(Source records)
● ● ● ● ●

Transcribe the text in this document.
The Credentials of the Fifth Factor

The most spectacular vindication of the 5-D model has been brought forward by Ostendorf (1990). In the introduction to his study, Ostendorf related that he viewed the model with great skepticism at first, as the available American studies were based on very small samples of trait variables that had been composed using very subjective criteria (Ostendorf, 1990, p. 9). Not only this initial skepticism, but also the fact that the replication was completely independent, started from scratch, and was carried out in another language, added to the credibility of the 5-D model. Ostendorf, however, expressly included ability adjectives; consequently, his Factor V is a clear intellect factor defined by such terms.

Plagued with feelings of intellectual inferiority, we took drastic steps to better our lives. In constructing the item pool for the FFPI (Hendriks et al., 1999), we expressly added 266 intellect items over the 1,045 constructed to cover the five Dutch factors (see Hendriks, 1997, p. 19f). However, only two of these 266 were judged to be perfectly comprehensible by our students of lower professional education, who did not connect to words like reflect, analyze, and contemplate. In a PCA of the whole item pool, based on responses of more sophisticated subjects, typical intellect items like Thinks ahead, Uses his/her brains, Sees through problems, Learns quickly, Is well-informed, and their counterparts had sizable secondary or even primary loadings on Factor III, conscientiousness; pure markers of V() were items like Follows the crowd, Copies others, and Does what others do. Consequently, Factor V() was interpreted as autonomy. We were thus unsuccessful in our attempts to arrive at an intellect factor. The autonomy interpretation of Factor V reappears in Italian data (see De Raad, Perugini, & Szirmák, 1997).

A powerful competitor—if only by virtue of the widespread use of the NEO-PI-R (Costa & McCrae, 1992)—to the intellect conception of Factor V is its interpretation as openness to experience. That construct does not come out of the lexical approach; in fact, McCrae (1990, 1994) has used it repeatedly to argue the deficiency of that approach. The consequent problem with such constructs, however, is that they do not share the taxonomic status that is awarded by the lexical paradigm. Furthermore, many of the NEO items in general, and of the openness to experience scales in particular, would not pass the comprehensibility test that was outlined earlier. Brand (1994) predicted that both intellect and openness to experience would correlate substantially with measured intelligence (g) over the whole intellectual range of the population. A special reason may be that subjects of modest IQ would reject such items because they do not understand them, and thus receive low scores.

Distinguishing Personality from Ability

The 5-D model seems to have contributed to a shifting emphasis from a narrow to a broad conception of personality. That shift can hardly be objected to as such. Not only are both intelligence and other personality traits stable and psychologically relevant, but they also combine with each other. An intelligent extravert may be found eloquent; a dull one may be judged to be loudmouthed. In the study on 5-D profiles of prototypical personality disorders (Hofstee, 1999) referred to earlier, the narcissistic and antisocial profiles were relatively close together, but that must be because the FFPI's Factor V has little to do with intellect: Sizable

● ● ● ● ●

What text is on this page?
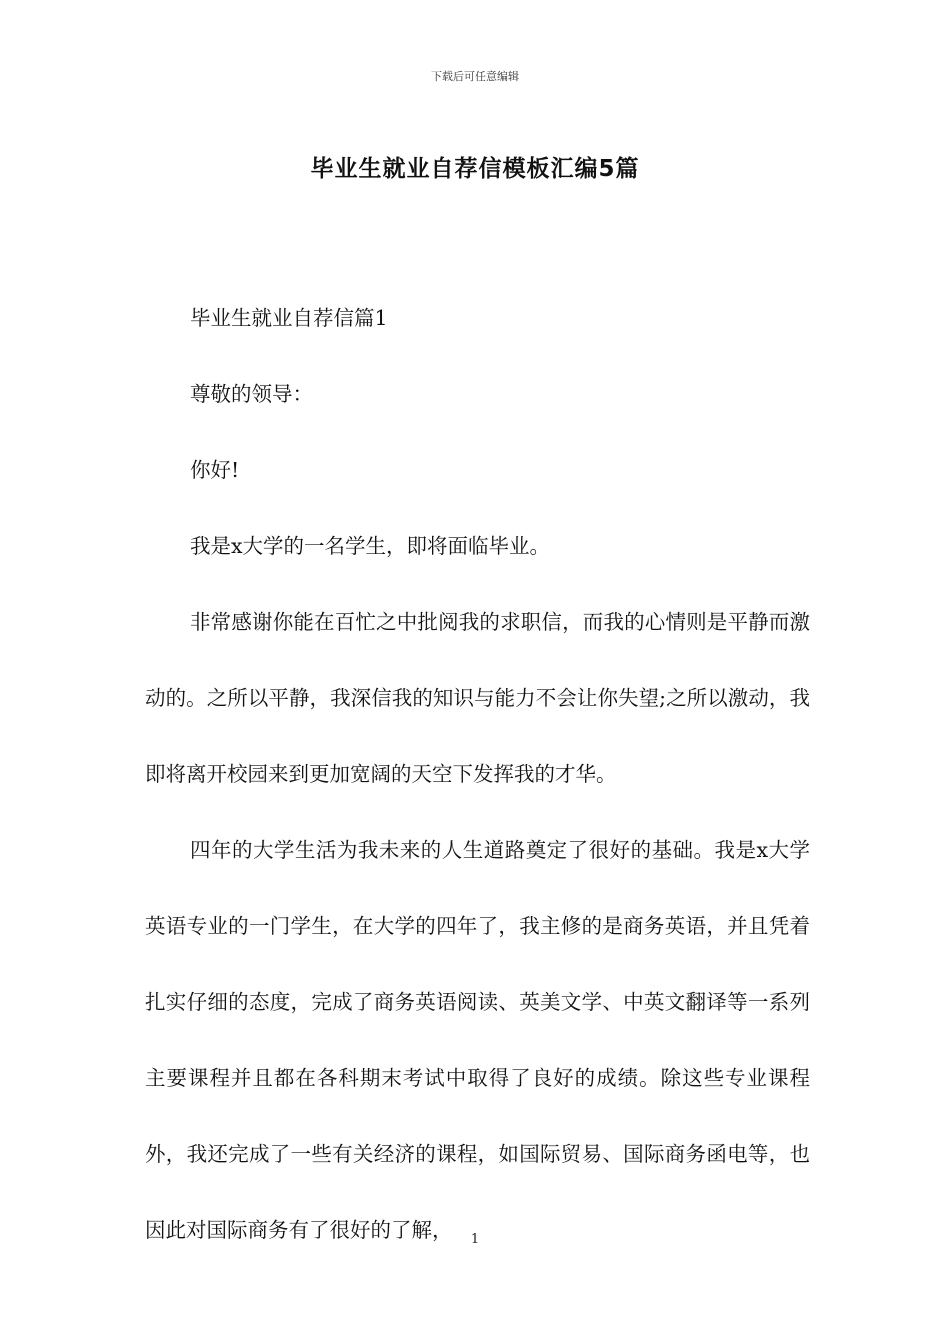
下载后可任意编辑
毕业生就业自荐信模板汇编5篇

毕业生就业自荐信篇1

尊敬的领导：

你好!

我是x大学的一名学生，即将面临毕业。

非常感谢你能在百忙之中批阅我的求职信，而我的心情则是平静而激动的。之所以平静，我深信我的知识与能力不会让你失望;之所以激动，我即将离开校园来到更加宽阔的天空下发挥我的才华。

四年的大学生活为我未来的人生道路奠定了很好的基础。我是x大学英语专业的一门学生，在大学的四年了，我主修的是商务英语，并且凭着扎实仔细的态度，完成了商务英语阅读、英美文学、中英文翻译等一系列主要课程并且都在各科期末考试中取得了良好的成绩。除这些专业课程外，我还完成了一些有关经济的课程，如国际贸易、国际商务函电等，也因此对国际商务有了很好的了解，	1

● ● ● ● ●

» **WHAT TO WORK ON**:
How many lines of the listing above include the word "model"? State the number and nothing else.

» **RESPONSE FOR THIS EXERCISE**:
2